* [PROVIDED DATA]:

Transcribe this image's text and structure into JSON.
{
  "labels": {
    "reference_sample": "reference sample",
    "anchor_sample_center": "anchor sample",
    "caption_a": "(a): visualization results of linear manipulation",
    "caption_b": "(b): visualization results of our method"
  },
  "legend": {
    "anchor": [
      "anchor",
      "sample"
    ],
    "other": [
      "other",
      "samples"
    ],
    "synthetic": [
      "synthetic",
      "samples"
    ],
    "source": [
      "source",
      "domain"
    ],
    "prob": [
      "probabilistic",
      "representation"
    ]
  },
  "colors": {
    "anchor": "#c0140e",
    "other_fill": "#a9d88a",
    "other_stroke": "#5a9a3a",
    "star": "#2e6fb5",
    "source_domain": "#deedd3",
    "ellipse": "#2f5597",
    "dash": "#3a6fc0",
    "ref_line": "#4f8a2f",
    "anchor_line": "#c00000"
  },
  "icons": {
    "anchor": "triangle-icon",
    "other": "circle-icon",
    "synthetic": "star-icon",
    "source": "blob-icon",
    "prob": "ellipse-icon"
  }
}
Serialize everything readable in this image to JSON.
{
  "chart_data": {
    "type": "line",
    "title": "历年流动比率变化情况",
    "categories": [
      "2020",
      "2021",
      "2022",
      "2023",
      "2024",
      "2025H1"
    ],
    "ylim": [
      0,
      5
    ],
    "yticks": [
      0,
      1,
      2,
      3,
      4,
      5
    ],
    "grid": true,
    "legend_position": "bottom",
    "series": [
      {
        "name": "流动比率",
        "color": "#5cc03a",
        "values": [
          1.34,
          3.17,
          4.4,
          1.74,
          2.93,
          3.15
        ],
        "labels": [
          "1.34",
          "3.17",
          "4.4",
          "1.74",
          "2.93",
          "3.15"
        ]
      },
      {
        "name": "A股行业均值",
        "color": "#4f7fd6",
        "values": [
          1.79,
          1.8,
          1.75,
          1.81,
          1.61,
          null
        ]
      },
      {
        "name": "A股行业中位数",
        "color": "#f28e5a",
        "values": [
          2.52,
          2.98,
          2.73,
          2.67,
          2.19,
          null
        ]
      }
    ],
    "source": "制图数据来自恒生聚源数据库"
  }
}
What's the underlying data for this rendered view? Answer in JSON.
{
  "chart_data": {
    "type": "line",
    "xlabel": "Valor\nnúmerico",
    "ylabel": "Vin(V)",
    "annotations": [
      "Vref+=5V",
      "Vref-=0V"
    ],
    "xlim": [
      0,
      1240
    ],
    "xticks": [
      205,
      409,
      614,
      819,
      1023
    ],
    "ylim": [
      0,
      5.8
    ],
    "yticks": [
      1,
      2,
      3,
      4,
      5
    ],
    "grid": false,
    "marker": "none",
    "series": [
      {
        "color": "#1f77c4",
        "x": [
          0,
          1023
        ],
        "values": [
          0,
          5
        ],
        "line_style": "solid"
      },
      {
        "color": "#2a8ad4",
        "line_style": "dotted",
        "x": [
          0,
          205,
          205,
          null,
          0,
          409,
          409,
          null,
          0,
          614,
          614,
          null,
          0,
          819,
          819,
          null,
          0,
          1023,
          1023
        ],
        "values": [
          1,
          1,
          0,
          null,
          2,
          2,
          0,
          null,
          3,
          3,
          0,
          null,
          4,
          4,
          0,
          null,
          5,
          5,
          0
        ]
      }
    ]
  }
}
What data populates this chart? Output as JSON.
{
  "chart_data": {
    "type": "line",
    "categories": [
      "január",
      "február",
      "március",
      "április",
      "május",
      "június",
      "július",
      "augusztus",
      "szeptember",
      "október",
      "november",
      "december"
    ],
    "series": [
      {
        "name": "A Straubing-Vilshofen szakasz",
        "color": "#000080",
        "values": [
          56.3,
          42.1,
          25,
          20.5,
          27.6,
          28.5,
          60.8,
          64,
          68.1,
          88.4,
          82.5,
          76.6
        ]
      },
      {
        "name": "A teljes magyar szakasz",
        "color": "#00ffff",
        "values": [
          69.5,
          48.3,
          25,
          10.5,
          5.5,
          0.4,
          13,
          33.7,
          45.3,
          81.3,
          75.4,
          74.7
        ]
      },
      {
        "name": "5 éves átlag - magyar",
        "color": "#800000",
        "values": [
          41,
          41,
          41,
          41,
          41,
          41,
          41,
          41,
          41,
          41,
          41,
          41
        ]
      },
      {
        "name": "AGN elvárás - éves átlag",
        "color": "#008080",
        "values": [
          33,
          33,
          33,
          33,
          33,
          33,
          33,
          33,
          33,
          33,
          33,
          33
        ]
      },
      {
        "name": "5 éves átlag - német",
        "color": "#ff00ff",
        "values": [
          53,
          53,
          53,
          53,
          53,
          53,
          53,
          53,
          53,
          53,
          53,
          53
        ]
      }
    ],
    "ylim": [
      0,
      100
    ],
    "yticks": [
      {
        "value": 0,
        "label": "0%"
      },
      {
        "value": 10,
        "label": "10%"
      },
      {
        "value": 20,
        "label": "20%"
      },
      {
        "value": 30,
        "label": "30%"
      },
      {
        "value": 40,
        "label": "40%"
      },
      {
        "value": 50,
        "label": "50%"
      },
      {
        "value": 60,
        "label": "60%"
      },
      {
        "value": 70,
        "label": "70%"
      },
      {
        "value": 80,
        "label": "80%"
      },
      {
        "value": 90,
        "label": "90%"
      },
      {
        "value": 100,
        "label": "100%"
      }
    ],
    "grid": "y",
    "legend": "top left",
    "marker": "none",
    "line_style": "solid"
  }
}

==

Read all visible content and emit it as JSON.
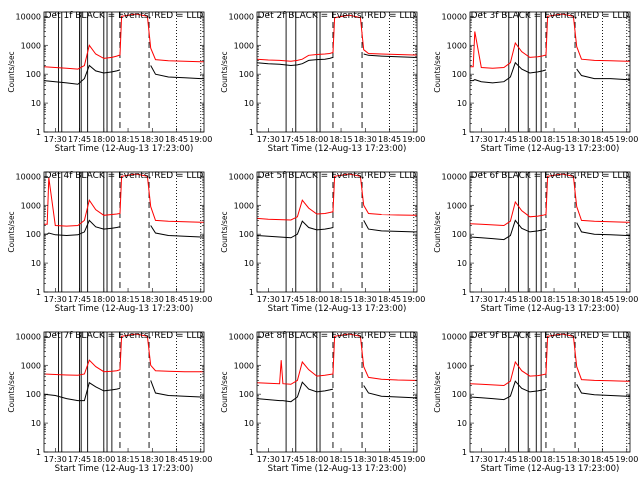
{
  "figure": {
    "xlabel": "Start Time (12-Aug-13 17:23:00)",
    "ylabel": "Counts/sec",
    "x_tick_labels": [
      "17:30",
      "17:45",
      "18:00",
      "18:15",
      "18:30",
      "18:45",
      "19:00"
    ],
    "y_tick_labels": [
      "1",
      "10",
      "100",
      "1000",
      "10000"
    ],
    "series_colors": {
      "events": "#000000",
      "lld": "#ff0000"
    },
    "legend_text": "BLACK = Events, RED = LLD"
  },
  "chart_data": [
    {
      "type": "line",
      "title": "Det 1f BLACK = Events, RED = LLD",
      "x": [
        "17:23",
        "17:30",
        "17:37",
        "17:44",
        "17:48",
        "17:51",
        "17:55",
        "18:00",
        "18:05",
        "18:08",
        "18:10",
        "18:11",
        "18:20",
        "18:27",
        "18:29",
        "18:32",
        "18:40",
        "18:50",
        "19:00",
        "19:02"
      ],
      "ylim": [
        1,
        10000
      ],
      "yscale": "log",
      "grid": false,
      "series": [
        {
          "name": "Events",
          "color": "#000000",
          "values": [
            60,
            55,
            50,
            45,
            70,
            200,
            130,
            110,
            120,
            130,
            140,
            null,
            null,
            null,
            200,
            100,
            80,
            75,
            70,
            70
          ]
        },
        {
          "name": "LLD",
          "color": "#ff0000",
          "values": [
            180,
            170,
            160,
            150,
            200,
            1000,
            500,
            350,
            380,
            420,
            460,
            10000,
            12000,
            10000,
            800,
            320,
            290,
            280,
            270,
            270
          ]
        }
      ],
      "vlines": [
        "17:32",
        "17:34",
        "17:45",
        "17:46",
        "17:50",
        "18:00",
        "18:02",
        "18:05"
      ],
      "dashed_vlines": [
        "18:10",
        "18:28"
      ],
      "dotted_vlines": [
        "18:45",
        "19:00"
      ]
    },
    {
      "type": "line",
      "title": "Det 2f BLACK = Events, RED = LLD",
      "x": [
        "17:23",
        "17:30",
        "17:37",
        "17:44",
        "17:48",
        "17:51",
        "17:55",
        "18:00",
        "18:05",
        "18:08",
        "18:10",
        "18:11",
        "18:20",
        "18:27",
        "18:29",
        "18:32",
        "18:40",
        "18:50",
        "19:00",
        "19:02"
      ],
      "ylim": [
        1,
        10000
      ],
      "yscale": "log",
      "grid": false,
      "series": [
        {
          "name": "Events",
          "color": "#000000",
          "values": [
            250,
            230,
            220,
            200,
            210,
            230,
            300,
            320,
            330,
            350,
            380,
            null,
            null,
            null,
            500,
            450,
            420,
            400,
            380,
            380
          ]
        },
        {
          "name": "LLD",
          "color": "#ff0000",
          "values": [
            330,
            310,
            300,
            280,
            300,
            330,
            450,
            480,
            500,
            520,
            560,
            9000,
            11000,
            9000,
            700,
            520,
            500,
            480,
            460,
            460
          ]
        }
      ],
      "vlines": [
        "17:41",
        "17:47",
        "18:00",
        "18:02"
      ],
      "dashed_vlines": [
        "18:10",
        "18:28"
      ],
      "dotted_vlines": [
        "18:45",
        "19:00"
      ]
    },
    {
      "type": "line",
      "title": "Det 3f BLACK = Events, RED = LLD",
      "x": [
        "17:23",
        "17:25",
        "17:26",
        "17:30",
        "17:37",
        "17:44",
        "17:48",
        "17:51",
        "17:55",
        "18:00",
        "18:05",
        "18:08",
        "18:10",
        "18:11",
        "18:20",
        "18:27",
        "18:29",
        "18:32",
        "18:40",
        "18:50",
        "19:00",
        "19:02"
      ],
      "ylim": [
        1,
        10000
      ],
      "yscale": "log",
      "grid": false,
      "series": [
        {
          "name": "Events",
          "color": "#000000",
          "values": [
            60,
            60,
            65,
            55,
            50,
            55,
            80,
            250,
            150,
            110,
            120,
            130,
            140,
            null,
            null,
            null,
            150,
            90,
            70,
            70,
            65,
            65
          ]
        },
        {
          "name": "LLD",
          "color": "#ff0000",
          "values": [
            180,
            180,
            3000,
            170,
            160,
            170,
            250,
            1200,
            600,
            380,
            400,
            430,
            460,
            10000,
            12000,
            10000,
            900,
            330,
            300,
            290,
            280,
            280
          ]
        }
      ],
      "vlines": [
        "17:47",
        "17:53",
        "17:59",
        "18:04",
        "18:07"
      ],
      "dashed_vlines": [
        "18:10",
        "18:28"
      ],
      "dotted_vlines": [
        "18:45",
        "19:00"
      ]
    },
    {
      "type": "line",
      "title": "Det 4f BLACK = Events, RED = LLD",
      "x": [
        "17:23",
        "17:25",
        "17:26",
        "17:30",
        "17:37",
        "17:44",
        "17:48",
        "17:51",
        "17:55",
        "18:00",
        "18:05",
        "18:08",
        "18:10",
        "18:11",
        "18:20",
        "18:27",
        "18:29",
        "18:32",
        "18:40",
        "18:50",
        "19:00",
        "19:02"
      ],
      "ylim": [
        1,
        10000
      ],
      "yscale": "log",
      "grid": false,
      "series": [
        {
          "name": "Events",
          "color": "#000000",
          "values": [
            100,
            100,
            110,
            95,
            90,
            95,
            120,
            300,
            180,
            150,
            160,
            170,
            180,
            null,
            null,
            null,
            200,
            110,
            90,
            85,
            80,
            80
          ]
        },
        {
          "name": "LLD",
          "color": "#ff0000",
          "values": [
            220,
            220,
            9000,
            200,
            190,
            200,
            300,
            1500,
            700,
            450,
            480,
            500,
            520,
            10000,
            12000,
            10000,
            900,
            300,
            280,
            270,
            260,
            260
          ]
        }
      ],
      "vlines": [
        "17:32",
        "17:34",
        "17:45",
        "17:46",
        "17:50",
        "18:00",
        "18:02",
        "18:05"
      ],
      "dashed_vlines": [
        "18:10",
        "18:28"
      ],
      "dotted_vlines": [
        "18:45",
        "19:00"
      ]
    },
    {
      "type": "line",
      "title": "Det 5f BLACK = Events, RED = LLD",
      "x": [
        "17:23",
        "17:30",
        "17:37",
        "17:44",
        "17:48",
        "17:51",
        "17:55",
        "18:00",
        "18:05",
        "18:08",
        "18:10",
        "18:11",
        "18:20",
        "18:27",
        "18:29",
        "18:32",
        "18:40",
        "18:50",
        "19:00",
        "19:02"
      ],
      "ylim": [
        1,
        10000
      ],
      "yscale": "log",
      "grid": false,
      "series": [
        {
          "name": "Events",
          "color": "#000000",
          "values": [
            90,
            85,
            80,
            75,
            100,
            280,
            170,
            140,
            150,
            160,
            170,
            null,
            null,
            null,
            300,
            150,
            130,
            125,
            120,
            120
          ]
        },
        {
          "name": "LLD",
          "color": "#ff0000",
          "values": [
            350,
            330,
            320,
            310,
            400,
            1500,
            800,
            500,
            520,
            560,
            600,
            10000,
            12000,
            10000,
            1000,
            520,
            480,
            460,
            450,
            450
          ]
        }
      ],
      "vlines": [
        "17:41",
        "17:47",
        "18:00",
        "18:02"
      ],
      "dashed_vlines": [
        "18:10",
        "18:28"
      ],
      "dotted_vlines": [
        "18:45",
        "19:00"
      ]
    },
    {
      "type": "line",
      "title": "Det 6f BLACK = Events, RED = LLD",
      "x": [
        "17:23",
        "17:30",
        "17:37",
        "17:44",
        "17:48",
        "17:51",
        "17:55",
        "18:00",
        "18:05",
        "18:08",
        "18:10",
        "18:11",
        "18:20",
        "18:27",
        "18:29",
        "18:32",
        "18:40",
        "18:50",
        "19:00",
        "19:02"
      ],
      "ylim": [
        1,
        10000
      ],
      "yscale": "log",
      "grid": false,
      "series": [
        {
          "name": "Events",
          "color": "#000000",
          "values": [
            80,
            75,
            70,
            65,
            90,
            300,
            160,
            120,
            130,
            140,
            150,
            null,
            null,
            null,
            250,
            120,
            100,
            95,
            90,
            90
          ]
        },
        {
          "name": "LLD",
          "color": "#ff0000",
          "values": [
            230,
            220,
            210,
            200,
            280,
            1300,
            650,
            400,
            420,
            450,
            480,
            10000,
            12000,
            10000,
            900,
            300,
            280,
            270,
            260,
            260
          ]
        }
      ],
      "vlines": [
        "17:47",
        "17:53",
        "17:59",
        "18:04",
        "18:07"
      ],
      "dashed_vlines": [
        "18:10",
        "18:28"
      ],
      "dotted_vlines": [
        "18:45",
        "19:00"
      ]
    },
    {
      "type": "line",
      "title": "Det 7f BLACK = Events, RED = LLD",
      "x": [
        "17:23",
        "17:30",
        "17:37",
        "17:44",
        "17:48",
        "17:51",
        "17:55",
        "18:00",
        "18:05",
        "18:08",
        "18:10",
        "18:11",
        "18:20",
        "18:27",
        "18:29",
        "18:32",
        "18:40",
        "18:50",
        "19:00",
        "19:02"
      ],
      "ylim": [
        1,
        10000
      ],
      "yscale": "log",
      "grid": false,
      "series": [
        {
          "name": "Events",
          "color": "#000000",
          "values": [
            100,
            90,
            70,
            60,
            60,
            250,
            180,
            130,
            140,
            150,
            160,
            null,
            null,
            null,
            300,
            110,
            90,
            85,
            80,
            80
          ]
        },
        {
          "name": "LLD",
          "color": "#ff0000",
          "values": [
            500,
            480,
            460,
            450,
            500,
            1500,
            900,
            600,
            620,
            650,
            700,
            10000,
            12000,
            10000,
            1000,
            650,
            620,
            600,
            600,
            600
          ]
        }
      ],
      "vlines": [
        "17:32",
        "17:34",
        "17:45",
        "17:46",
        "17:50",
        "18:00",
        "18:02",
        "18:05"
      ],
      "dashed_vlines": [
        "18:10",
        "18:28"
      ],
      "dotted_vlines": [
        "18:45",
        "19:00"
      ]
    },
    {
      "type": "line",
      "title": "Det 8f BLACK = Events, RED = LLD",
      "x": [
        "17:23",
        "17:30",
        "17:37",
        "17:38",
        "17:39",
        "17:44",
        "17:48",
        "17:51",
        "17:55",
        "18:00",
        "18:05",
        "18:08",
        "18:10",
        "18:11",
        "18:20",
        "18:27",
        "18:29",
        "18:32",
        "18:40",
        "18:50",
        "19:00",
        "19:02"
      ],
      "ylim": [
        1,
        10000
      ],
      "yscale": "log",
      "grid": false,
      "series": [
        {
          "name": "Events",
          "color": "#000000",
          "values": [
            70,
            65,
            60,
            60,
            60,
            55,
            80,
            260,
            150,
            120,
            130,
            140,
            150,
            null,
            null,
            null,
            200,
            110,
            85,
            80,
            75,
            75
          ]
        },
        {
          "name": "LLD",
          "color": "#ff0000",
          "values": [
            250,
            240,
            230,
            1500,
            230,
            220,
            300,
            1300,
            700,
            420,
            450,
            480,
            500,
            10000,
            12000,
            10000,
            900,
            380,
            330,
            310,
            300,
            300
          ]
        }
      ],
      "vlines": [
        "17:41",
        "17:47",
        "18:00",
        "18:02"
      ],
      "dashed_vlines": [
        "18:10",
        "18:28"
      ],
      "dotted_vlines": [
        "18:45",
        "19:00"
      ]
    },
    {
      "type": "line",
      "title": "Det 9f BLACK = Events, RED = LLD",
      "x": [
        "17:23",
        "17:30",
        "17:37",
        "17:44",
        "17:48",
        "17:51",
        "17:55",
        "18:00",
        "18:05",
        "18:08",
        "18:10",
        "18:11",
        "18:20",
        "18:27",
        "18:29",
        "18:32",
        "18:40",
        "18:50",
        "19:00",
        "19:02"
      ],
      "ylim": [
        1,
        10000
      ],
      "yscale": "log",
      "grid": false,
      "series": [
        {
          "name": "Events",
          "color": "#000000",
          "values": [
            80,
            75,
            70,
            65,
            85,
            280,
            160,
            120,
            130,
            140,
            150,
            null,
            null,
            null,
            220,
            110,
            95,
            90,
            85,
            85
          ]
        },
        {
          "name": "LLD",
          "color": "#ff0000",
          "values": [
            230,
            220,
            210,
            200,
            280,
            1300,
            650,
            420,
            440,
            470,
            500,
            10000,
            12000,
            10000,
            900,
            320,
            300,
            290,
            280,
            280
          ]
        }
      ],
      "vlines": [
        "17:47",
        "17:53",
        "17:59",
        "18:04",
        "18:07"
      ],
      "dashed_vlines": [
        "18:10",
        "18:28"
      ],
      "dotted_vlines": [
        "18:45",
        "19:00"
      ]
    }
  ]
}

==

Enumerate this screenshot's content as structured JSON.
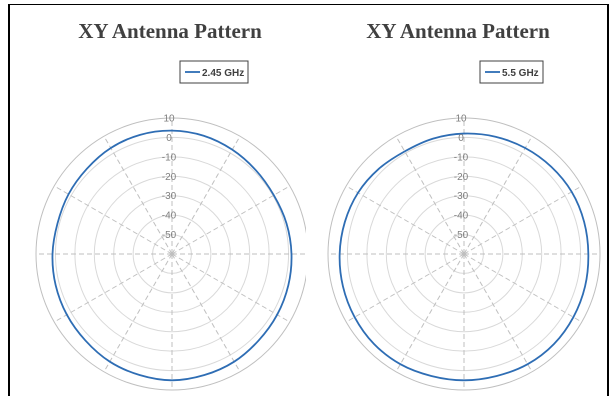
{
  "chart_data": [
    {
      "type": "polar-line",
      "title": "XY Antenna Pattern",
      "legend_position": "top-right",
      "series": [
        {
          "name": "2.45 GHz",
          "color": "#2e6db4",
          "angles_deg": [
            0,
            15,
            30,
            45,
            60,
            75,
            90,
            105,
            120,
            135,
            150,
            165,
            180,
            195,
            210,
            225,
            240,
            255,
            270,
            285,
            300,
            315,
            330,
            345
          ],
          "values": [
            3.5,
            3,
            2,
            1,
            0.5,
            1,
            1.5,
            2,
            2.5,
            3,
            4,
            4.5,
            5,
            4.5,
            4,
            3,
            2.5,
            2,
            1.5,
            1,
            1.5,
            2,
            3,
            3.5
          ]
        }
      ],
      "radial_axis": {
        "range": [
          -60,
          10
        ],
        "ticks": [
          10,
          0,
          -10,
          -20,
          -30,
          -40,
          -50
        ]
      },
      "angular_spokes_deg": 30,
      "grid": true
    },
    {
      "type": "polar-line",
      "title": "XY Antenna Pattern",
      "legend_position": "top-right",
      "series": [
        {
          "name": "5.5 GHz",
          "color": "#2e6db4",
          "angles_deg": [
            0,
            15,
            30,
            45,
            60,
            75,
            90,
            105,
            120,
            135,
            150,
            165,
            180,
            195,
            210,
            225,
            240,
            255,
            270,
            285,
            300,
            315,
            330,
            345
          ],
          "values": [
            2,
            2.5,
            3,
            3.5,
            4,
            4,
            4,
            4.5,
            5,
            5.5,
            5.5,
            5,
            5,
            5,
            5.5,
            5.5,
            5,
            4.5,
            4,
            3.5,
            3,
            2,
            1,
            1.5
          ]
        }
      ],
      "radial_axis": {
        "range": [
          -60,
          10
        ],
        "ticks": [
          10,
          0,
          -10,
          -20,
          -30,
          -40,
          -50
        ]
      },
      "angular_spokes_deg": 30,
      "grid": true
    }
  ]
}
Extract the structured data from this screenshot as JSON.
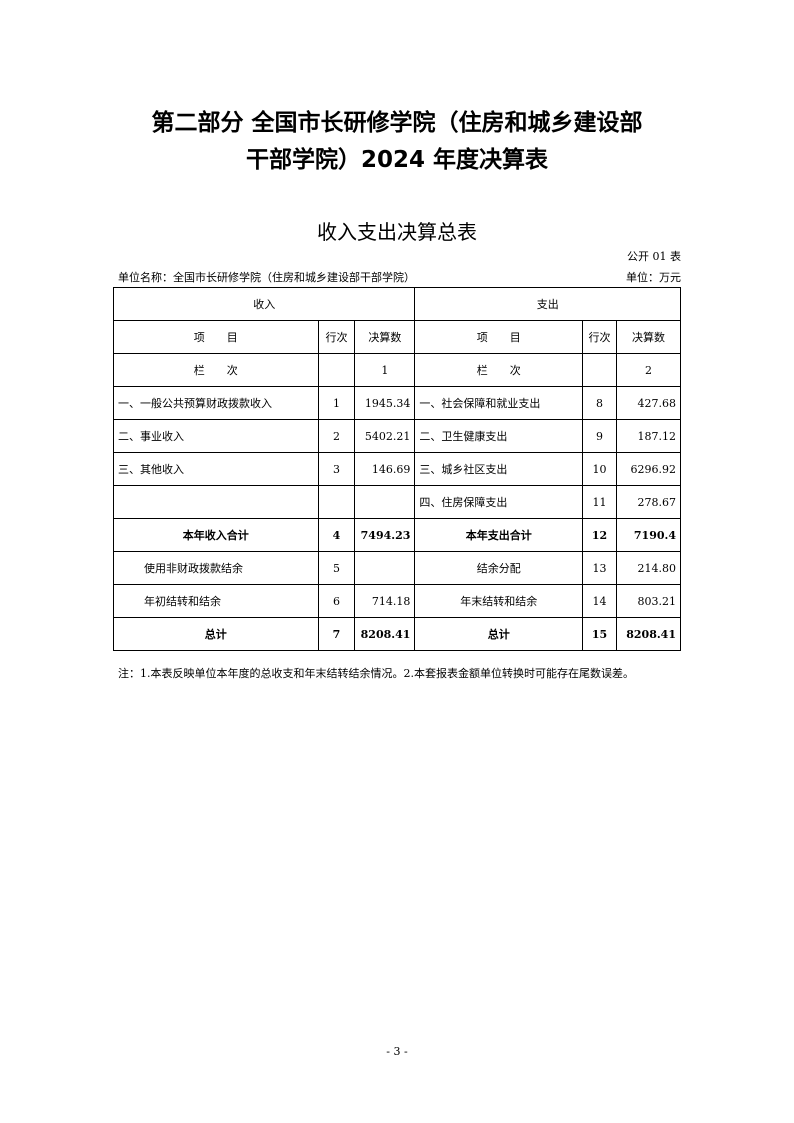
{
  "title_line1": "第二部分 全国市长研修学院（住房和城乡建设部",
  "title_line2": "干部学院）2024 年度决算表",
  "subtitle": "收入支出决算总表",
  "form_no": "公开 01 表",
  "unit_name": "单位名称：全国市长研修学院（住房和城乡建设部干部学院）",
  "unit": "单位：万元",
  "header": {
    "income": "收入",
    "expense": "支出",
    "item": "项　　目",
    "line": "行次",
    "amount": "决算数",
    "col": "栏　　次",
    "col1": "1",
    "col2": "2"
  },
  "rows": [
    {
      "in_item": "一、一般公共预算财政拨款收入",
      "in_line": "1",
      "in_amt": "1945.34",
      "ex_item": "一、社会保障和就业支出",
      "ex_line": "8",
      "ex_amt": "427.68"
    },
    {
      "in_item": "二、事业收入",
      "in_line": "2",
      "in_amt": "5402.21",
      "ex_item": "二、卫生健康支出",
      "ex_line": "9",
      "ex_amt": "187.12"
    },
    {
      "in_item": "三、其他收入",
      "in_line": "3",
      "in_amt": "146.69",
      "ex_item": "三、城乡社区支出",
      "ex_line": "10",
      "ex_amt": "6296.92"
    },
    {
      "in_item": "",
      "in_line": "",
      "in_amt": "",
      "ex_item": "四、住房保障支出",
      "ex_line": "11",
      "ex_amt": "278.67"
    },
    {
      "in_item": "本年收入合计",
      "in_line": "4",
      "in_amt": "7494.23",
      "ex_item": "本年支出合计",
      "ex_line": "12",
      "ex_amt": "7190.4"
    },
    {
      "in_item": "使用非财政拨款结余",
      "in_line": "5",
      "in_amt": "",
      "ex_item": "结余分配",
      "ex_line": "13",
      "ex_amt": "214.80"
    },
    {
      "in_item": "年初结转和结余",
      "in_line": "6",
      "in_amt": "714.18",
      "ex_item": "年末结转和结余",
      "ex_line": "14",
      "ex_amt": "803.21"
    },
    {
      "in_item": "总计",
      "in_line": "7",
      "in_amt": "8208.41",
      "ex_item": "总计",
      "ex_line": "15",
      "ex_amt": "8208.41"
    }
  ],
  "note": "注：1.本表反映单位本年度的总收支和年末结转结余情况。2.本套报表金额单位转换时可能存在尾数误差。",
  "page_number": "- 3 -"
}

* [EXERCISE DIRECTIONS]: For this exercise, gather every line of the data that contains the word "synthetic".

* [SOLUTION]:
    "synthetic": [
      "synthetic",
    "synthetic": "star-icon",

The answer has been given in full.